### Supplied information
= = = = =

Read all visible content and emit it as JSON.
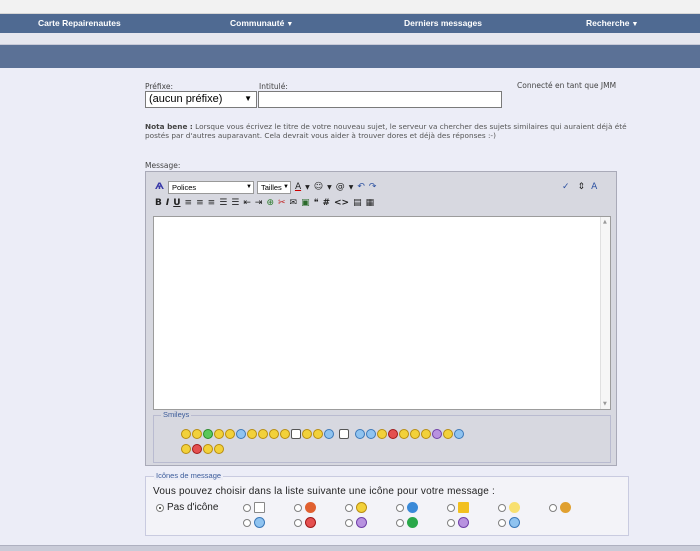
{
  "nav": {
    "items": [
      {
        "label": "Carte Repairenautes",
        "caret": false
      },
      {
        "label": "Communauté",
        "caret": true
      },
      {
        "label": "Derniers messages",
        "caret": false
      },
      {
        "label": "Recherche",
        "caret": true
      }
    ]
  },
  "form": {
    "prefix_label": "Préfixe:",
    "prefix_value": "(aucun préfixe)",
    "title_label": "Intitulé:",
    "title_value": "",
    "connected": "Connecté en tant que JMM",
    "note_bold": "Nota bene :",
    "note_text": " Lorsque vous écrivez le titre de votre nouveau sujet, le serveur va chercher des sujets similaires qui auraient déjà été postés par d'autres auparavant. Cela devrait vous aider à trouver dores et déjà des réponses :-)",
    "message_label": "Message:"
  },
  "toolbar": {
    "font_combo": "Polices",
    "size_combo": "Tailles"
  },
  "smileys": {
    "legend": "Smileys",
    "row1": [
      "smile",
      "grin",
      "mad-green",
      "laugh",
      "biggrin",
      "sleepy",
      "confused",
      "frown",
      "wink",
      "cool-hat",
      "rolleyes",
      "drool",
      "eek",
      "pirate",
      "skull",
      "sunglasses",
      "happy",
      "nerd",
      "devil",
      "kiss",
      "tongue",
      "tongue2",
      "shocked",
      "sad",
      "blush"
    ],
    "row2": [
      "sad2",
      "angry",
      "cry",
      "happy2"
    ]
  },
  "message_icons": {
    "legend": "Icônes de message",
    "instruction": "Vous pouvez choisir dans la liste suivante une icône pour votre message :",
    "no_icon_label": "Pas d'icône",
    "icons": [
      "document",
      "thumbs-down",
      "smile",
      "question",
      "warning",
      "lightbulb",
      "thumbs-up",
      "cool",
      "angry",
      "tongue",
      "arrow",
      "biggrin",
      "smile2"
    ]
  },
  "colors": {
    "nav_bg": "#4f6a92",
    "band_bg": "#5b7196",
    "page_bg": "#ecedf7",
    "legend_color": "#3b5b9a"
  }
}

= = = = =

### Written request
The listing above must be printed again exactly, minus its pictures.

### Reply to the task
Read all visible content and emit it as JSON.
{
  "nav": {
    "items": [
      {
        "label": "Carte Repairenautes",
        "caret": false
      },
      {
        "label": "Communauté",
        "caret": true
      },
      {
        "label": "Derniers messages",
        "caret": false
      },
      {
        "label": "Recherche",
        "caret": true
      }
    ]
  },
  "form": {
    "prefix_label": "Préfixe:",
    "prefix_value": "(aucun préfixe)",
    "title_label": "Intitulé:",
    "title_value": "",
    "connected": "Connecté en tant que JMM",
    "note_bold": "Nota bene :",
    "note_text": " Lorsque vous écrivez le titre de votre nouveau sujet, le serveur va chercher des sujets similaires qui auraient déjà été postés par d'autres auparavant. Cela devrait vous aider à trouver dores et déjà des réponses :-)",
    "message_label": "Message:"
  },
  "toolbar": {
    "font_combo": "Polices",
    "size_combo": "Tailles"
  },
  "smileys": {
    "legend": "Smileys",
    "row1": [
      "smile",
      "grin",
      "mad-green",
      "laugh",
      "biggrin",
      "sleepy",
      "confused",
      "frown",
      "wink",
      "cool-hat",
      "rolleyes",
      "drool",
      "eek",
      "pirate",
      "skull",
      "sunglasses",
      "happy",
      "nerd",
      "devil",
      "kiss",
      "tongue",
      "tongue2",
      "shocked",
      "sad",
      "blush"
    ],
    "row2": [
      "sad2",
      "angry",
      "cry",
      "happy2"
    ]
  },
  "message_icons": {
    "legend": "Icônes de message",
    "instruction": "Vous pouvez choisir dans la liste suivante une icône pour votre message :",
    "no_icon_label": "Pas d'icône",
    "icons": [
      "document",
      "thumbs-down",
      "smile",
      "question",
      "warning",
      "lightbulb",
      "thumbs-up",
      "cool",
      "angry",
      "tongue",
      "arrow",
      "biggrin",
      "smile2"
    ]
  },
  "colors": {
    "nav_bg": "#4f6a92",
    "band_bg": "#5b7196",
    "page_bg": "#ecedf7",
    "legend_color": "#3b5b9a"
  }
}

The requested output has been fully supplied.